***** Data for this task

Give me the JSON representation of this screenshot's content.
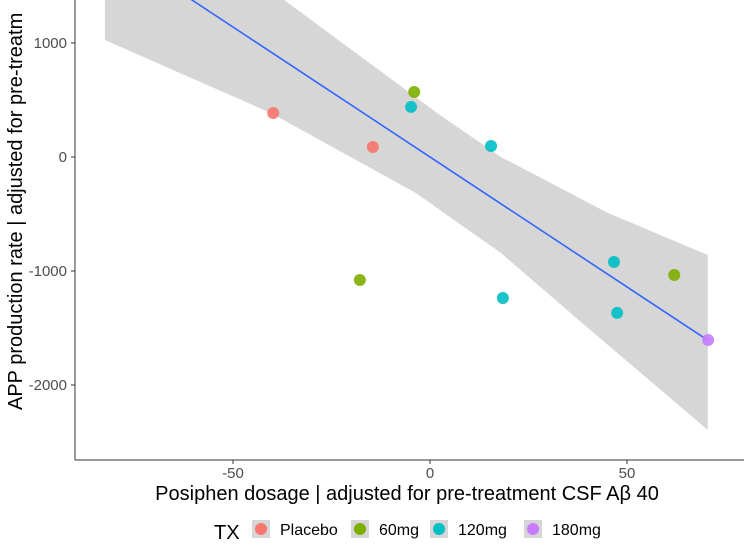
{
  "chart_data": {
    "type": "scatter",
    "xlabel": "Posiphen dosage | adjusted for pre-treatment CSF Aβ 40",
    "ylabel": "APP production rate | adjusted for pre-treatm",
    "xlim": [
      -90.1,
      79.7
    ],
    "ylim": [
      -2658,
      1377
    ],
    "x_ticks": [
      -50,
      0,
      50
    ],
    "y_ticks": [
      -2000,
      -1000,
      0,
      1000
    ],
    "grid": false,
    "legend": {
      "title": "TX",
      "position": "bottom",
      "entries": [
        {
          "label": "Placebo",
          "color": "#F8766D"
        },
        {
          "label": "60mg",
          "color": "#7CAE00"
        },
        {
          "label": "120mg",
          "color": "#00BFC4"
        },
        {
          "label": "180mg",
          "color": "#C77CFF"
        }
      ]
    },
    "series": [
      {
        "name": "Placebo",
        "color": "#F8766D",
        "points": [
          [
            -39.8,
            386
          ],
          [
            -14.5,
            88
          ]
        ]
      },
      {
        "name": "60mg",
        "color": "#7CAE00",
        "points": [
          [
            -4.0,
            570
          ],
          [
            -17.8,
            -1079
          ],
          [
            62.0,
            -1035
          ]
        ]
      },
      {
        "name": "120mg",
        "color": "#00BFC4",
        "points": [
          [
            -4.8,
            439
          ],
          [
            15.5,
            96
          ],
          [
            18.5,
            -1237
          ],
          [
            46.7,
            -921
          ],
          [
            47.5,
            -1368
          ]
        ]
      },
      {
        "name": "180mg",
        "color": "#C77CFF",
        "points": [
          [
            70.6,
            -1605
          ]
        ]
      }
    ],
    "fit": {
      "type": "linear",
      "color": "#3366FF",
      "slope": -22.8,
      "intercept": 0,
      "x_range": [
        -82.5,
        70.5
      ],
      "band_color": "#D6D6D6",
      "band_lower": [
        [
          -82.5,
          1026
        ],
        [
          -40.4,
          386
        ],
        [
          -3.6,
          -316
        ],
        [
          18,
          -842
        ],
        [
          39.8,
          -1491
        ],
        [
          70.5,
          -2395
        ]
      ],
      "band_upper": [
        [
          -82.5,
          2750
        ],
        [
          -37,
          1377
        ],
        [
          1.8,
          386
        ],
        [
          18,
          0
        ],
        [
          45.2,
          -491
        ],
        [
          70.5,
          -860
        ]
      ]
    }
  }
}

**********

> **Do this**: Write out the whole listing exactly, and drop the pictures.

> **Written response**:
Give me the JSON representation of this screenshot's content.
{
  "chart_data": {
    "type": "scatter",
    "xlabel": "Posiphen dosage | adjusted for pre-treatment CSF Aβ 40",
    "ylabel": "APP production rate | adjusted for pre-treatm",
    "xlim": [
      -90.1,
      79.7
    ],
    "ylim": [
      -2658,
      1377
    ],
    "x_ticks": [
      -50,
      0,
      50
    ],
    "y_ticks": [
      -2000,
      -1000,
      0,
      1000
    ],
    "grid": false,
    "legend": {
      "title": "TX",
      "position": "bottom",
      "entries": [
        {
          "label": "Placebo",
          "color": "#F8766D"
        },
        {
          "label": "60mg",
          "color": "#7CAE00"
        },
        {
          "label": "120mg",
          "color": "#00BFC4"
        },
        {
          "label": "180mg",
          "color": "#C77CFF"
        }
      ]
    },
    "series": [
      {
        "name": "Placebo",
        "color": "#F8766D",
        "points": [
          [
            -39.8,
            386
          ],
          [
            -14.5,
            88
          ]
        ]
      },
      {
        "name": "60mg",
        "color": "#7CAE00",
        "points": [
          [
            -4.0,
            570
          ],
          [
            -17.8,
            -1079
          ],
          [
            62.0,
            -1035
          ]
        ]
      },
      {
        "name": "120mg",
        "color": "#00BFC4",
        "points": [
          [
            -4.8,
            439
          ],
          [
            15.5,
            96
          ],
          [
            18.5,
            -1237
          ],
          [
            46.7,
            -921
          ],
          [
            47.5,
            -1368
          ]
        ]
      },
      {
        "name": "180mg",
        "color": "#C77CFF",
        "points": [
          [
            70.6,
            -1605
          ]
        ]
      }
    ],
    "fit": {
      "type": "linear",
      "color": "#3366FF",
      "slope": -22.8,
      "intercept": 0,
      "x_range": [
        -82.5,
        70.5
      ],
      "band_color": "#D6D6D6",
      "band_lower": [
        [
          -82.5,
          1026
        ],
        [
          -40.4,
          386
        ],
        [
          -3.6,
          -316
        ],
        [
          18,
          -842
        ],
        [
          39.8,
          -1491
        ],
        [
          70.5,
          -2395
        ]
      ],
      "band_upper": [
        [
          -82.5,
          2750
        ],
        [
          -37,
          1377
        ],
        [
          1.8,
          386
        ],
        [
          18,
          0
        ],
        [
          45.2,
          -491
        ],
        [
          70.5,
          -860
        ]
      ]
    }
  }
}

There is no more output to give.